Stored data:
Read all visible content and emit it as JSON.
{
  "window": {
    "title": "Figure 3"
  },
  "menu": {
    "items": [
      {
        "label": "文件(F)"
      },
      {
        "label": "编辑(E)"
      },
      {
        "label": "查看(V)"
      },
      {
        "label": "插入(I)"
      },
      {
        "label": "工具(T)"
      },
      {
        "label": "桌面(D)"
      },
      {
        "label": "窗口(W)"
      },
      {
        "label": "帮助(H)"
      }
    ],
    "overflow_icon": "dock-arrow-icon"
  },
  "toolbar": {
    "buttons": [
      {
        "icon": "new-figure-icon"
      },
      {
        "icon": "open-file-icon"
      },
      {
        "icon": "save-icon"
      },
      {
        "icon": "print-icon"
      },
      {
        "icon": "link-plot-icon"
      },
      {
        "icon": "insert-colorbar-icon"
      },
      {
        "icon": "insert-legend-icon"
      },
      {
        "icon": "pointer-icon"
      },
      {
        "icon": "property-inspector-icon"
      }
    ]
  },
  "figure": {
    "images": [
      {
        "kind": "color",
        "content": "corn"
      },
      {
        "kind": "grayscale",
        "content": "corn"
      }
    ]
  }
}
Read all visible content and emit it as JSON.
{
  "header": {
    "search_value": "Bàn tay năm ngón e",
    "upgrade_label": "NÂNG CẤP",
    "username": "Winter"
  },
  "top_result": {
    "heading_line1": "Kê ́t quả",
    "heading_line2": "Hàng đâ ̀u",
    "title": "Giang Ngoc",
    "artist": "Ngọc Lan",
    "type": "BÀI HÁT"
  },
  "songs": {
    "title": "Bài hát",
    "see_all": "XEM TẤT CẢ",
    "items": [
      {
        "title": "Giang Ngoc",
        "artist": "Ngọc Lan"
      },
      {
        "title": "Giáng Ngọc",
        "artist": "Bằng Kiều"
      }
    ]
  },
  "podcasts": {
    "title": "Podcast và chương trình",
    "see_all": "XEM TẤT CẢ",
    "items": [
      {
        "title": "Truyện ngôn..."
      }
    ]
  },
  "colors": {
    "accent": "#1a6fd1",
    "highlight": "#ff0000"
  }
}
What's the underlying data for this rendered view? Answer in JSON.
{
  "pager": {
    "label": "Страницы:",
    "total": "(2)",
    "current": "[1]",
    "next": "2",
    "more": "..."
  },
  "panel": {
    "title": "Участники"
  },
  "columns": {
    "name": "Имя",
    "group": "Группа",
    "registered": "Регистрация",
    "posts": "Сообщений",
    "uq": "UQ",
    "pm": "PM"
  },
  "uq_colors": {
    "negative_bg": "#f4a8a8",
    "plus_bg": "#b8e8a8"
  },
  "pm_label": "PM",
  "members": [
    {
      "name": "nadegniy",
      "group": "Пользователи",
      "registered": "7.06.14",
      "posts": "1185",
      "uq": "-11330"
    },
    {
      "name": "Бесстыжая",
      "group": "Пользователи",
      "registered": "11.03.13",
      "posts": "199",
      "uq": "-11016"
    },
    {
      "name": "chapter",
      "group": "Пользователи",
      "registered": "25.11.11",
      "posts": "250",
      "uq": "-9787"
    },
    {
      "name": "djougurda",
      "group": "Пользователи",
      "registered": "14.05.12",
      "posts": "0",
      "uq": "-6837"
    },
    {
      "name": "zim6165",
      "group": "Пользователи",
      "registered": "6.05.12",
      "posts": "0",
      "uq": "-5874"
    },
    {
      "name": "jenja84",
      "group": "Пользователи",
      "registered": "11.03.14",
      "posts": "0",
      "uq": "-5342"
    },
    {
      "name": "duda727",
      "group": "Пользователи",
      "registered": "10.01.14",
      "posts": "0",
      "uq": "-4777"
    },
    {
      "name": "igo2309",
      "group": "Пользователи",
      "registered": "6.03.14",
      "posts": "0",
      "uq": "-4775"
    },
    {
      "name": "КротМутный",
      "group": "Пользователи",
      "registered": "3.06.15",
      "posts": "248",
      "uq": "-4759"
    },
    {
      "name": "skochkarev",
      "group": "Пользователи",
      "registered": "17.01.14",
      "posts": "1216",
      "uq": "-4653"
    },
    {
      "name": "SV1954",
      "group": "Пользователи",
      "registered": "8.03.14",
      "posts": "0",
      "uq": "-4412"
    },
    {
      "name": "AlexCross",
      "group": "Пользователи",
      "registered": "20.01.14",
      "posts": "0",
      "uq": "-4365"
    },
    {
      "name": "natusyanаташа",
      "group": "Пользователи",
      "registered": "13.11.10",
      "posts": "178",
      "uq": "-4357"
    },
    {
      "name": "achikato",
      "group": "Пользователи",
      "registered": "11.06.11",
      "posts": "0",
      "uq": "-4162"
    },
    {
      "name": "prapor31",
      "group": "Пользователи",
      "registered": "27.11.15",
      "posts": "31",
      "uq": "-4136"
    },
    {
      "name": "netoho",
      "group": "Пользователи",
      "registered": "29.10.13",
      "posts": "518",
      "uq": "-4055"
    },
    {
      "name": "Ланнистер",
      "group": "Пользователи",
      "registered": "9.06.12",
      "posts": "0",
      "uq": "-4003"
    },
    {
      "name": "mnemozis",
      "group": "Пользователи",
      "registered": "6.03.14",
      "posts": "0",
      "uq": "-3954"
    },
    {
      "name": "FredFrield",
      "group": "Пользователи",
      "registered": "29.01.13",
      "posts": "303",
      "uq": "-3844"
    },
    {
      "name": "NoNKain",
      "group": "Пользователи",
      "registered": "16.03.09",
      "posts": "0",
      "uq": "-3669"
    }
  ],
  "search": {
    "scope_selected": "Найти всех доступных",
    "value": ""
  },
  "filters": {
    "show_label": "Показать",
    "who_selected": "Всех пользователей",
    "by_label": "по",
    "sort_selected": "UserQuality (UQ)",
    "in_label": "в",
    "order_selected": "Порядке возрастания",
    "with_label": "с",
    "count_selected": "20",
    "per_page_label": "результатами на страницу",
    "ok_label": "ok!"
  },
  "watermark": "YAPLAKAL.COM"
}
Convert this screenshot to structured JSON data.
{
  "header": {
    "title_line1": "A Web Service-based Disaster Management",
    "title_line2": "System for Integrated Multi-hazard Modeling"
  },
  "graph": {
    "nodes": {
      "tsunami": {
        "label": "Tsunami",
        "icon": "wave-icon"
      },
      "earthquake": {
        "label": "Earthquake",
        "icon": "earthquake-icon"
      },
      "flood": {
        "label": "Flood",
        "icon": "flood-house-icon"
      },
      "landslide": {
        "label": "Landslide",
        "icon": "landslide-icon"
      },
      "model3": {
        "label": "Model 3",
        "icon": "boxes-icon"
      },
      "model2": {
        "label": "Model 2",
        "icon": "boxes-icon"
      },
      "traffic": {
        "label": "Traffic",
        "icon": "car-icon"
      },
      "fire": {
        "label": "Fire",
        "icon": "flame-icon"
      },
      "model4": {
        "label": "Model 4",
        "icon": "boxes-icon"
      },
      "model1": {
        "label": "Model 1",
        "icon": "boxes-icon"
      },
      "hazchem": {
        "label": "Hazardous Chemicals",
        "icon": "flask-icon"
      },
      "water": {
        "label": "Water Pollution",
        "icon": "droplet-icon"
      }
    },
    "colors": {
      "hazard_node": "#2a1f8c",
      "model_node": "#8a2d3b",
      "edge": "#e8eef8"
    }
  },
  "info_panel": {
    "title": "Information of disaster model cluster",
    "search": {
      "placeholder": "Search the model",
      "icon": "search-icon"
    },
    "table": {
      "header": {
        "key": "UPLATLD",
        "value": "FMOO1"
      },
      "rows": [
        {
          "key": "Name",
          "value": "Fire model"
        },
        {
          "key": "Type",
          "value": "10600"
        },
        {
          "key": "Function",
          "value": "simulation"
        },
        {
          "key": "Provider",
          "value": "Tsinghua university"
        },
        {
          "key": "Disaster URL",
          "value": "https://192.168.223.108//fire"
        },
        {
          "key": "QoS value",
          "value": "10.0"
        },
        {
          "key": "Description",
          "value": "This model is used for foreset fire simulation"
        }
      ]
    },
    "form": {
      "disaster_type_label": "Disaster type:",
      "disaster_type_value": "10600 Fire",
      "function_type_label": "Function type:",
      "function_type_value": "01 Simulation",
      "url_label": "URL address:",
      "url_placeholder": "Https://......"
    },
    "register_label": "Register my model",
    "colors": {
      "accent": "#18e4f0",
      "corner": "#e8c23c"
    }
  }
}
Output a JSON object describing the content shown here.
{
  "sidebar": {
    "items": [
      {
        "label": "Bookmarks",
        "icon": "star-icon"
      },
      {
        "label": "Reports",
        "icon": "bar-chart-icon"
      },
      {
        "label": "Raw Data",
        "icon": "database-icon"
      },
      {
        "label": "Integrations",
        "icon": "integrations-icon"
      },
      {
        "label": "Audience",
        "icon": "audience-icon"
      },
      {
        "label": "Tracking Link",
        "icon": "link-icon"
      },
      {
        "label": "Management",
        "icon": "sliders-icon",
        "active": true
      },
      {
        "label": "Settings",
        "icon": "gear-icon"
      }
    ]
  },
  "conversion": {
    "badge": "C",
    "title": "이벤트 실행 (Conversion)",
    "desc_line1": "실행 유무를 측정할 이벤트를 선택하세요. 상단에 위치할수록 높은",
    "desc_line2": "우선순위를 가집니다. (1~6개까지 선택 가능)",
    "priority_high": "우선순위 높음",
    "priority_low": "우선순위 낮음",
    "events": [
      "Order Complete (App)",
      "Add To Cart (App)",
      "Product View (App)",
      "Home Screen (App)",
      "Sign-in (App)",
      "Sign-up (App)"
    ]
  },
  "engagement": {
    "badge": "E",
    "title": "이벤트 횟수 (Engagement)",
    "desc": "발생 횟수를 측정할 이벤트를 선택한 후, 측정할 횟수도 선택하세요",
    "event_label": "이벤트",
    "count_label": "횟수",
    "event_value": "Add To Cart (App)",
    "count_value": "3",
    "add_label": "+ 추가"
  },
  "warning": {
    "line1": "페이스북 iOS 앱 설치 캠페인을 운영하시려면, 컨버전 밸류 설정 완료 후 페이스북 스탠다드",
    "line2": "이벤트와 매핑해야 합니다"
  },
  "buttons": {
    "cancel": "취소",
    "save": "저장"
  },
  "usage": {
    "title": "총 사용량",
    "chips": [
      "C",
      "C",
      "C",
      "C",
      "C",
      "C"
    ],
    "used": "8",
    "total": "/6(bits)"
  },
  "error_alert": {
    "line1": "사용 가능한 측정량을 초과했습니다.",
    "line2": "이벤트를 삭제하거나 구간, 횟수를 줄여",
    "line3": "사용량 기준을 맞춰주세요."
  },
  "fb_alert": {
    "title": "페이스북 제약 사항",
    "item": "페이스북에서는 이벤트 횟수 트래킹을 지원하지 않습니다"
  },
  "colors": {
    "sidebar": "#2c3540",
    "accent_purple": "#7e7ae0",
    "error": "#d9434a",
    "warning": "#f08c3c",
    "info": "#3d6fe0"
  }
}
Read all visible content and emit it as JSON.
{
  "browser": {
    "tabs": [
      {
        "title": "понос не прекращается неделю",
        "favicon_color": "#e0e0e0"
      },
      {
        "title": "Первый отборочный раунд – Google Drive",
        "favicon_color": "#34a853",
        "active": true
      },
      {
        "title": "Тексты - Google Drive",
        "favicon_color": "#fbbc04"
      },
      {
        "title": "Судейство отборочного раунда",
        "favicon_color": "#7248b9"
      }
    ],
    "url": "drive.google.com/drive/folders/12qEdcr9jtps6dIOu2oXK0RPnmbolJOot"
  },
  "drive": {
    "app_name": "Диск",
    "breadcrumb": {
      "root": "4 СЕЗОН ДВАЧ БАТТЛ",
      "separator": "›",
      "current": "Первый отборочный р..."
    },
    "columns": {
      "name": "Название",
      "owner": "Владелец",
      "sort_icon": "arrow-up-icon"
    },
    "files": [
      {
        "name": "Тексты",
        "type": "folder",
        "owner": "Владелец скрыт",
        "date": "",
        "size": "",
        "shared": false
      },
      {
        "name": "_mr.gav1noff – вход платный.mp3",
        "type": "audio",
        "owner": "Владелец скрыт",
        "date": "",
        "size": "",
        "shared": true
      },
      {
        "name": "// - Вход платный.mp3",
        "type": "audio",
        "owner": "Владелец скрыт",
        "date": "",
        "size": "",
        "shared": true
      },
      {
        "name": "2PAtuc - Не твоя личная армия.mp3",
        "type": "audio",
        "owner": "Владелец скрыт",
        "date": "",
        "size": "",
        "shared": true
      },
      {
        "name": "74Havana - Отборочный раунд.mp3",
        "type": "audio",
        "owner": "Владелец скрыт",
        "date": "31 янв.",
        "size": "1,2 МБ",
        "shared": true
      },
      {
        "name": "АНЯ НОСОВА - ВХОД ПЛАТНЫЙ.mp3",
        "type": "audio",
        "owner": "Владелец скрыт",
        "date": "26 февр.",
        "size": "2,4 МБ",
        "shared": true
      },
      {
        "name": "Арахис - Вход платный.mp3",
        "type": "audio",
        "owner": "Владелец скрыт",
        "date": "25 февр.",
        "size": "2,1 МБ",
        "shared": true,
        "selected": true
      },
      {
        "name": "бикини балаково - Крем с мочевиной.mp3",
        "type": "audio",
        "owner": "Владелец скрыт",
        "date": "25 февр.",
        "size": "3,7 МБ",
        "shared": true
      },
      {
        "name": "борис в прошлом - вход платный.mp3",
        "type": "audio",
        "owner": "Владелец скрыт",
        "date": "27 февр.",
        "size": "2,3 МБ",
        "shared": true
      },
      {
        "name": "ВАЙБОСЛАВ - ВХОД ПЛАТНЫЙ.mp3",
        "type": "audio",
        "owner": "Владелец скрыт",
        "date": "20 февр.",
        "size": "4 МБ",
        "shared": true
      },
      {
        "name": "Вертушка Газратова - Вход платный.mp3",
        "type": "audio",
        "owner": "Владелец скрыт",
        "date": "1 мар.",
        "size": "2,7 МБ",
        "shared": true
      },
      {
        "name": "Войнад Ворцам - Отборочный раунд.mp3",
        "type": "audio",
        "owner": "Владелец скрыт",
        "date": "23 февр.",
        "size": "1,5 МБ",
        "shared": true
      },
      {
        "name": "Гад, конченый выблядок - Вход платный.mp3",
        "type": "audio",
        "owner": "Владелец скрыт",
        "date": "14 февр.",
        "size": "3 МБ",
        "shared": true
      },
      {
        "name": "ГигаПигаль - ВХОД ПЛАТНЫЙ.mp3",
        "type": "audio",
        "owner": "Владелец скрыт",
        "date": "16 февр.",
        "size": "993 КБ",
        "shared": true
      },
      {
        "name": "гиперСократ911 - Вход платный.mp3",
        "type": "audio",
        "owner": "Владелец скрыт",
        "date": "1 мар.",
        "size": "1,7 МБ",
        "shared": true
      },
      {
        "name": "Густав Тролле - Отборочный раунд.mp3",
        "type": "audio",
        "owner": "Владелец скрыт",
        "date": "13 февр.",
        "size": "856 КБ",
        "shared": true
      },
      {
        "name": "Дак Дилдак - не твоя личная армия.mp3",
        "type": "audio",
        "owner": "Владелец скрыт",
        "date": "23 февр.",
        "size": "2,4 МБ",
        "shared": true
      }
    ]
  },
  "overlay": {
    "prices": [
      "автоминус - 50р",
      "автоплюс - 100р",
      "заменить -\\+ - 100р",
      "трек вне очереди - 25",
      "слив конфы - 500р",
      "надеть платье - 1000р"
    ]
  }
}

**To do:** Locate the word "личная" in the records above, and return each line that has it.

**Task result:**
        "name": "2PAtuc - Не твоя личная армия.mp3",
        "name": "Дак Дилдак - не твоя личная армия.mp3",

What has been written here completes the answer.